• [RECORDS SUPPLIED]:
○ ○ ○ ○
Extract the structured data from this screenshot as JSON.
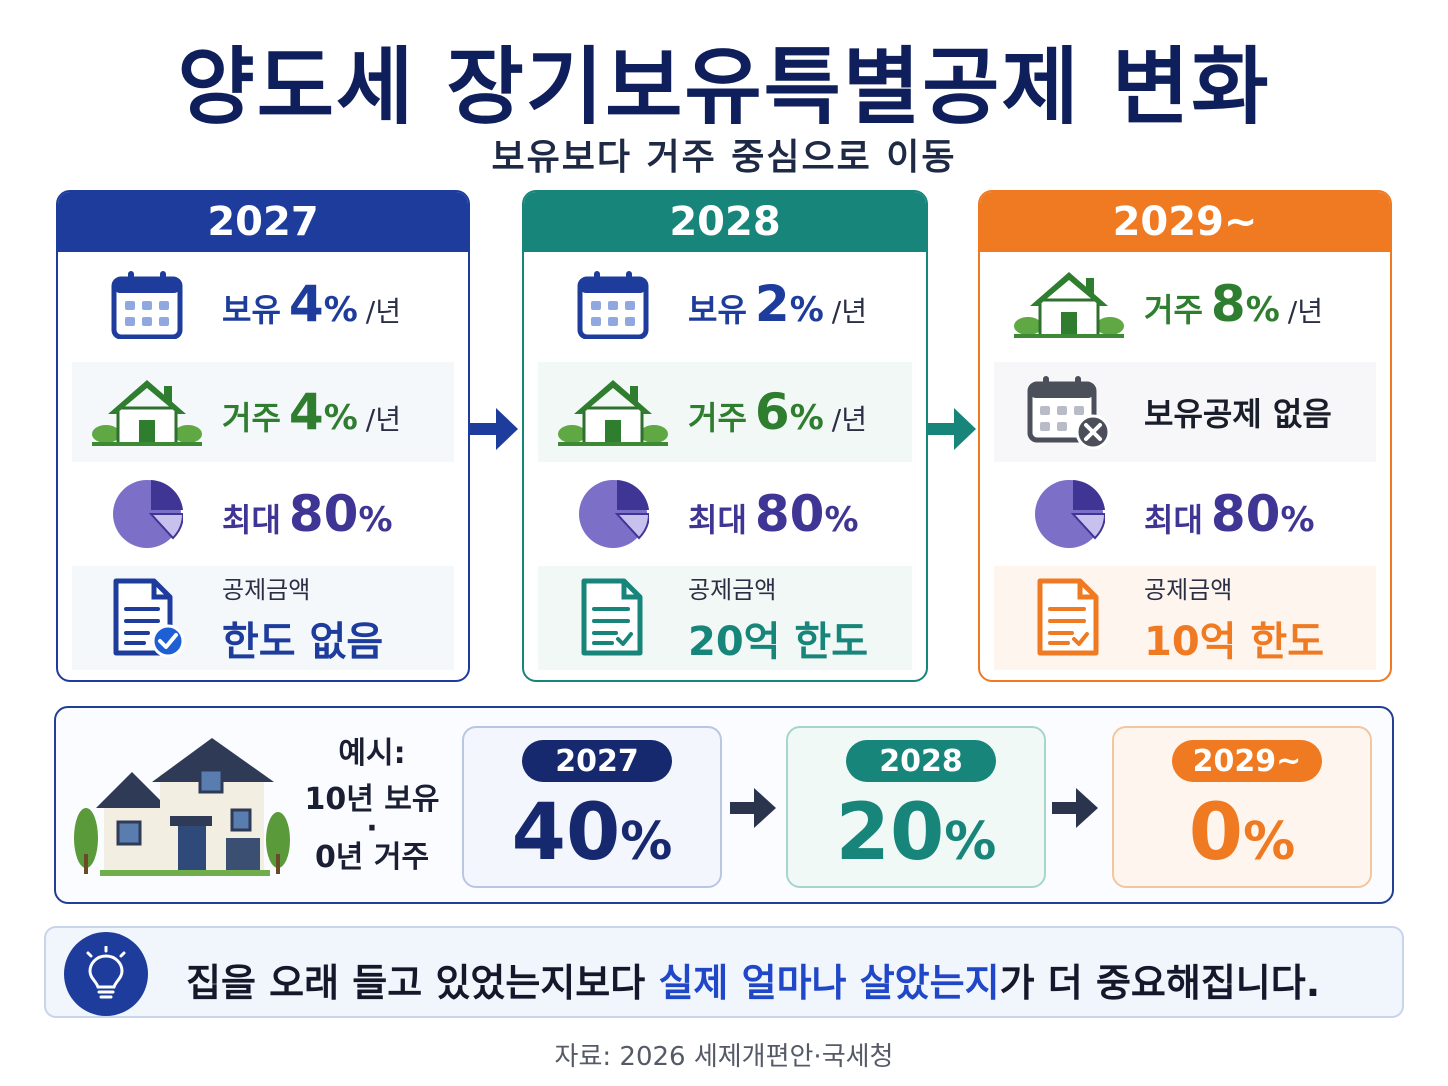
{
  "title": "양도세 장기보유특별공제 변화",
  "subtitle": "보유보다 거주 중심으로 이동",
  "colors": {
    "navy": "#1e3c9c",
    "teal": "#17857a",
    "orange": "#ef7a22",
    "green": "#2f7d2f",
    "purple": "#3f3594"
  },
  "cards": [
    {
      "year": "2027",
      "row1": {
        "label": "보유",
        "value": "4",
        "pct": "%",
        "unit": "/년",
        "icon": "calendar-icon"
      },
      "row2": {
        "label": "거주",
        "value": "4",
        "pct": "%",
        "unit": "/년",
        "icon": "house-icon"
      },
      "row3": {
        "label": "최대",
        "value": "80",
        "pct": "%",
        "icon": "pie-chart-icon"
      },
      "row4": {
        "label": "공제금액",
        "value": "한도 없음",
        "icon": "document-check-icon"
      }
    },
    {
      "year": "2028",
      "row1": {
        "label": "보유",
        "value": "2",
        "pct": "%",
        "unit": "/년",
        "icon": "calendar-icon"
      },
      "row2": {
        "label": "거주",
        "value": "6",
        "pct": "%",
        "unit": "/년",
        "icon": "house-icon"
      },
      "row3": {
        "label": "최대",
        "value": "80",
        "pct": "%",
        "icon": "pie-chart-icon"
      },
      "row4": {
        "label": "공제금액",
        "value": "20억 한도",
        "icon": "document-icon"
      }
    },
    {
      "year": "2029~",
      "row1": {
        "label": "거주",
        "value": "8",
        "pct": "%",
        "unit": "/년",
        "icon": "house-icon"
      },
      "row2": {
        "label": "보유공제 없음",
        "icon": "calendar-x-icon"
      },
      "row3": {
        "label": "최대",
        "value": "80",
        "pct": "%",
        "icon": "pie-chart-icon"
      },
      "row4": {
        "label": "공제금액",
        "value": "10억 한도",
        "icon": "document-icon"
      }
    }
  ],
  "example": {
    "label": "예시:",
    "line1": "10년 보유",
    "dot": "·",
    "line2": "0년 거주",
    "icon": "house-illustration",
    "items": [
      {
        "year": "2027",
        "value": "40",
        "pct": "%"
      },
      {
        "year": "2028",
        "value": "20",
        "pct": "%"
      },
      {
        "year": "2029~",
        "value": "0",
        "pct": "%"
      }
    ]
  },
  "tip": {
    "text_before": "집을 오래 들고 있었는지보다 ",
    "highlight": "실제 얼마나 살았는지",
    "text_after": "가 더 중요해집니다.",
    "icon": "lightbulb-icon"
  },
  "source": "자료: 2026 세제개편안·국세청"
}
○ ○ ○ ○
• [WRITTEN REQUEST]: Pictures stay out; repeat all the rest of the records exactly.

• [SOLUTION TO THIS PROBLEM]:
Extract the structured data from this screenshot as JSON.
{
  "title": "양도세 장기보유특별공제 변화",
  "subtitle": "보유보다 거주 중심으로 이동",
  "colors": {
    "navy": "#1e3c9c",
    "teal": "#17857a",
    "orange": "#ef7a22",
    "green": "#2f7d2f",
    "purple": "#3f3594"
  },
  "cards": [
    {
      "year": "2027",
      "row1": {
        "label": "보유",
        "value": "4",
        "pct": "%",
        "unit": "/년",
        "icon": "calendar-icon"
      },
      "row2": {
        "label": "거주",
        "value": "4",
        "pct": "%",
        "unit": "/년",
        "icon": "house-icon"
      },
      "row3": {
        "label": "최대",
        "value": "80",
        "pct": "%",
        "icon": "pie-chart-icon"
      },
      "row4": {
        "label": "공제금액",
        "value": "한도 없음",
        "icon": "document-check-icon"
      }
    },
    {
      "year": "2028",
      "row1": {
        "label": "보유",
        "value": "2",
        "pct": "%",
        "unit": "/년",
        "icon": "calendar-icon"
      },
      "row2": {
        "label": "거주",
        "value": "6",
        "pct": "%",
        "unit": "/년",
        "icon": "house-icon"
      },
      "row3": {
        "label": "최대",
        "value": "80",
        "pct": "%",
        "icon": "pie-chart-icon"
      },
      "row4": {
        "label": "공제금액",
        "value": "20억 한도",
        "icon": "document-icon"
      }
    },
    {
      "year": "2029~",
      "row1": {
        "label": "거주",
        "value": "8",
        "pct": "%",
        "unit": "/년",
        "icon": "house-icon"
      },
      "row2": {
        "label": "보유공제 없음",
        "icon": "calendar-x-icon"
      },
      "row3": {
        "label": "최대",
        "value": "80",
        "pct": "%",
        "icon": "pie-chart-icon"
      },
      "row4": {
        "label": "공제금액",
        "value": "10억 한도",
        "icon": "document-icon"
      }
    }
  ],
  "example": {
    "label": "예시:",
    "line1": "10년 보유",
    "dot": "·",
    "line2": "0년 거주",
    "icon": "house-illustration",
    "items": [
      {
        "year": "2027",
        "value": "40",
        "pct": "%"
      },
      {
        "year": "2028",
        "value": "20",
        "pct": "%"
      },
      {
        "year": "2029~",
        "value": "0",
        "pct": "%"
      }
    ]
  },
  "tip": {
    "text_before": "집을 오래 들고 있었는지보다 ",
    "highlight": "실제 얼마나 살았는지",
    "text_after": "가 더 중요해집니다.",
    "icon": "lightbulb-icon"
  },
  "source": "자료: 2026 세제개편안·국세청"
}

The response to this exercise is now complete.